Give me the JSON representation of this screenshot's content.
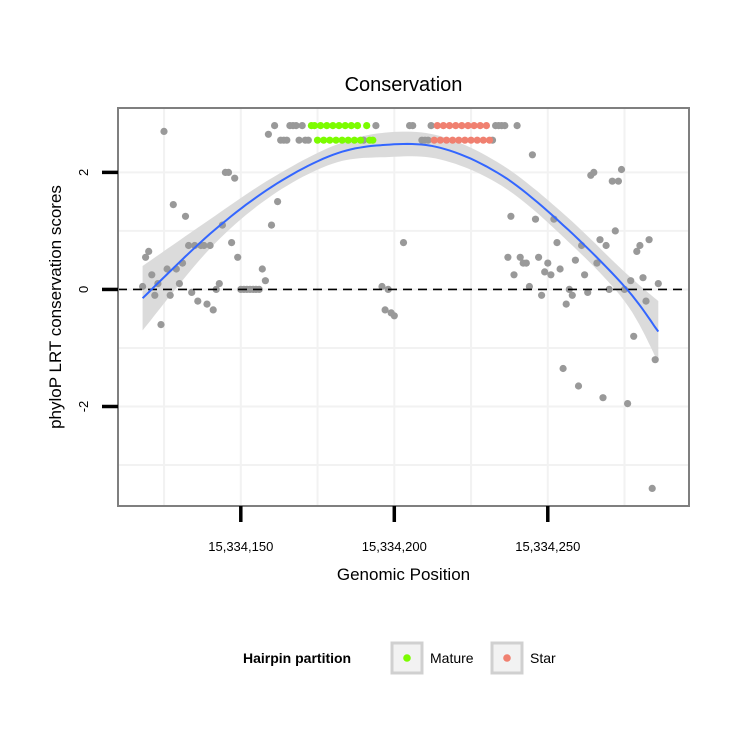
{
  "chart_data": {
    "type": "scatter",
    "title": "Conservation",
    "xlabel": "Genomic Position",
    "ylabel": "phyloP LRT conservation scores",
    "xlim": [
      15334110,
      15334296
    ],
    "ylim": [
      -3.7,
      3.1
    ],
    "x_ticks": [
      15334150,
      15334200,
      15334250
    ],
    "x_tick_labels": [
      "15,334,150",
      "15,334,200",
      "15,334,250"
    ],
    "y_ticks": [
      2,
      0,
      -2
    ],
    "y_tick_labels": [
      "2",
      "0",
      "-2"
    ],
    "reference_line": {
      "y": 0,
      "style": "dashed"
    },
    "colors": {
      "other": "#999999",
      "mature": "#7cfc00",
      "star": "#f08070",
      "smooth": "#3366ff",
      "ribbon": "#d9d9d9",
      "panel_border": "#7f7f7f",
      "grid": "#f2f2f2"
    },
    "smooth": {
      "x": [
        15334118,
        15334140,
        15334160,
        15334180,
        15334197,
        15334215,
        15334235,
        15334255,
        15334275,
        15334286
      ],
      "y": [
        -0.15,
        0.95,
        1.75,
        2.3,
        2.47,
        2.42,
        1.95,
        1.1,
        0.05,
        -0.72
      ],
      "lower": [
        -0.7,
        0.7,
        1.6,
        2.15,
        2.26,
        2.22,
        1.77,
        0.9,
        -0.2,
        -1.25
      ],
      "upper": [
        0.4,
        1.2,
        1.9,
        2.45,
        2.68,
        2.62,
        2.13,
        1.3,
        0.3,
        -0.2
      ]
    },
    "series": [
      {
        "name": "other",
        "points": [
          [
            15334118,
            0.05
          ],
          [
            15334119,
            0.55
          ],
          [
            15334120,
            0.65
          ],
          [
            15334121,
            0.25
          ],
          [
            15334122,
            -0.1
          ],
          [
            15334123,
            0.1
          ],
          [
            15334124,
            -0.6
          ],
          [
            15334125,
            2.7
          ],
          [
            15334126,
            0.35
          ],
          [
            15334127,
            -0.1
          ],
          [
            15334128,
            1.45
          ],
          [
            15334129,
            0.35
          ],
          [
            15334130,
            0.1
          ],
          [
            15334131,
            0.45
          ],
          [
            15334132,
            1.25
          ],
          [
            15334133,
            0.75
          ],
          [
            15334134,
            -0.05
          ],
          [
            15334135,
            0.75
          ],
          [
            15334136,
            -0.2
          ],
          [
            15334137,
            0.75
          ],
          [
            15334138,
            0.75
          ],
          [
            15334139,
            -0.25
          ],
          [
            15334140,
            0.75
          ],
          [
            15334141,
            -0.35
          ],
          [
            15334142,
            0.0
          ],
          [
            15334143,
            0.1
          ],
          [
            15334144,
            1.1
          ],
          [
            15334145,
            2.0
          ],
          [
            15334146,
            2.0
          ],
          [
            15334147,
            0.8
          ],
          [
            15334148,
            1.9
          ],
          [
            15334149,
            0.55
          ],
          [
            15334150,
            0.0
          ],
          [
            15334151,
            0.0
          ],
          [
            15334152,
            0.0
          ],
          [
            15334153,
            0.0
          ],
          [
            15334154,
            0.0
          ],
          [
            15334155,
            0.0
          ],
          [
            15334156,
            0.0
          ],
          [
            15334157,
            0.35
          ],
          [
            15334158,
            0.15
          ],
          [
            15334159,
            2.65
          ],
          [
            15334160,
            1.1
          ],
          [
            15334161,
            2.8
          ],
          [
            15334162,
            1.5
          ],
          [
            15334163,
            2.55
          ],
          [
            15334164,
            2.55
          ],
          [
            15334165,
            2.55
          ],
          [
            15334166,
            2.8
          ],
          [
            15334167,
            2.8
          ],
          [
            15334168,
            2.8
          ],
          [
            15334169,
            2.55
          ],
          [
            15334170,
            2.8
          ],
          [
            15334171,
            2.55
          ],
          [
            15334172,
            2.55
          ],
          [
            15334190,
            2.55
          ],
          [
            15334194,
            2.8
          ],
          [
            15334196,
            0.05
          ],
          [
            15334197,
            -0.35
          ],
          [
            15334198,
            0.0
          ],
          [
            15334199,
            -0.4
          ],
          [
            15334200,
            -0.45
          ],
          [
            15334203,
            0.8
          ],
          [
            15334205,
            2.8
          ],
          [
            15334206,
            2.8
          ],
          [
            15334209,
            2.55
          ],
          [
            15334210,
            2.55
          ],
          [
            15334211,
            2.55
          ],
          [
            15334212,
            2.8
          ],
          [
            15334232,
            2.55
          ],
          [
            15334233,
            2.8
          ],
          [
            15334234,
            2.8
          ],
          [
            15334235,
            2.8
          ],
          [
            15334236,
            2.8
          ],
          [
            15334237,
            0.55
          ],
          [
            15334238,
            1.25
          ],
          [
            15334239,
            0.25
          ],
          [
            15334240,
            2.8
          ],
          [
            15334241,
            0.55
          ],
          [
            15334242,
            0.45
          ],
          [
            15334243,
            0.45
          ],
          [
            15334244,
            0.05
          ],
          [
            15334245,
            2.3
          ],
          [
            15334246,
            1.2
          ],
          [
            15334247,
            0.55
          ],
          [
            15334248,
            -0.1
          ],
          [
            15334249,
            0.3
          ],
          [
            15334250,
            0.45
          ],
          [
            15334251,
            0.25
          ],
          [
            15334252,
            1.2
          ],
          [
            15334253,
            0.8
          ],
          [
            15334254,
            0.35
          ],
          [
            15334255,
            -1.35
          ],
          [
            15334256,
            -0.25
          ],
          [
            15334257,
            0.0
          ],
          [
            15334258,
            -0.1
          ],
          [
            15334259,
            0.5
          ],
          [
            15334260,
            -1.65
          ],
          [
            15334261,
            0.75
          ],
          [
            15334262,
            0.25
          ],
          [
            15334263,
            -0.05
          ],
          [
            15334264,
            1.95
          ],
          [
            15334265,
            2.0
          ],
          [
            15334266,
            0.45
          ],
          [
            15334267,
            0.85
          ],
          [
            15334268,
            -1.85
          ],
          [
            15334269,
            0.75
          ],
          [
            15334270,
            0.0
          ],
          [
            15334271,
            1.85
          ],
          [
            15334272,
            1.0
          ],
          [
            15334273,
            1.85
          ],
          [
            15334274,
            2.05
          ],
          [
            15334275,
            0.0
          ],
          [
            15334276,
            -1.95
          ],
          [
            15334277,
            0.15
          ],
          [
            15334278,
            -0.8
          ],
          [
            15334279,
            0.65
          ],
          [
            15334280,
            0.75
          ],
          [
            15334281,
            0.2
          ],
          [
            15334282,
            -0.2
          ],
          [
            15334283,
            0.85
          ],
          [
            15334284,
            -3.4
          ],
          [
            15334285,
            -1.2
          ],
          [
            15334286,
            0.1
          ]
        ]
      },
      {
        "name": "Mature",
        "points": [
          [
            15334173,
            2.8
          ],
          [
            15334174,
            2.8
          ],
          [
            15334175,
            2.55
          ],
          [
            15334176,
            2.8
          ],
          [
            15334177,
            2.55
          ],
          [
            15334178,
            2.8
          ],
          [
            15334179,
            2.55
          ],
          [
            15334180,
            2.8
          ],
          [
            15334181,
            2.55
          ],
          [
            15334182,
            2.8
          ],
          [
            15334183,
            2.55
          ],
          [
            15334184,
            2.8
          ],
          [
            15334185,
            2.55
          ],
          [
            15334186,
            2.8
          ],
          [
            15334187,
            2.55
          ],
          [
            15334188,
            2.8
          ],
          [
            15334189,
            2.55
          ],
          [
            15334191,
            2.8
          ],
          [
            15334192,
            2.55
          ],
          [
            15334193,
            2.55
          ]
        ]
      },
      {
        "name": "Star",
        "points": [
          [
            15334213,
            2.55
          ],
          [
            15334214,
            2.8
          ],
          [
            15334215,
            2.55
          ],
          [
            15334216,
            2.8
          ],
          [
            15334217,
            2.55
          ],
          [
            15334218,
            2.8
          ],
          [
            15334219,
            2.55
          ],
          [
            15334220,
            2.8
          ],
          [
            15334221,
            2.55
          ],
          [
            15334222,
            2.8
          ],
          [
            15334223,
            2.55
          ],
          [
            15334224,
            2.8
          ],
          [
            15334225,
            2.55
          ],
          [
            15334226,
            2.8
          ],
          [
            15334227,
            2.55
          ],
          [
            15334228,
            2.8
          ],
          [
            15334229,
            2.55
          ],
          [
            15334230,
            2.8
          ],
          [
            15334231,
            2.55
          ]
        ]
      }
    ],
    "legend": {
      "title": "Hairpin partition",
      "position": "bottom",
      "entries": [
        {
          "label": "Mature",
          "color": "#7cfc00"
        },
        {
          "label": "Star",
          "color": "#f08070"
        }
      ]
    }
  }
}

____

### WHAT YOU NEED TO DO
Where a line above holds the word "title", copy it.

### EXERCISE OUTPUT
    "title": "Conservation",
      "title": "Hairpin partition",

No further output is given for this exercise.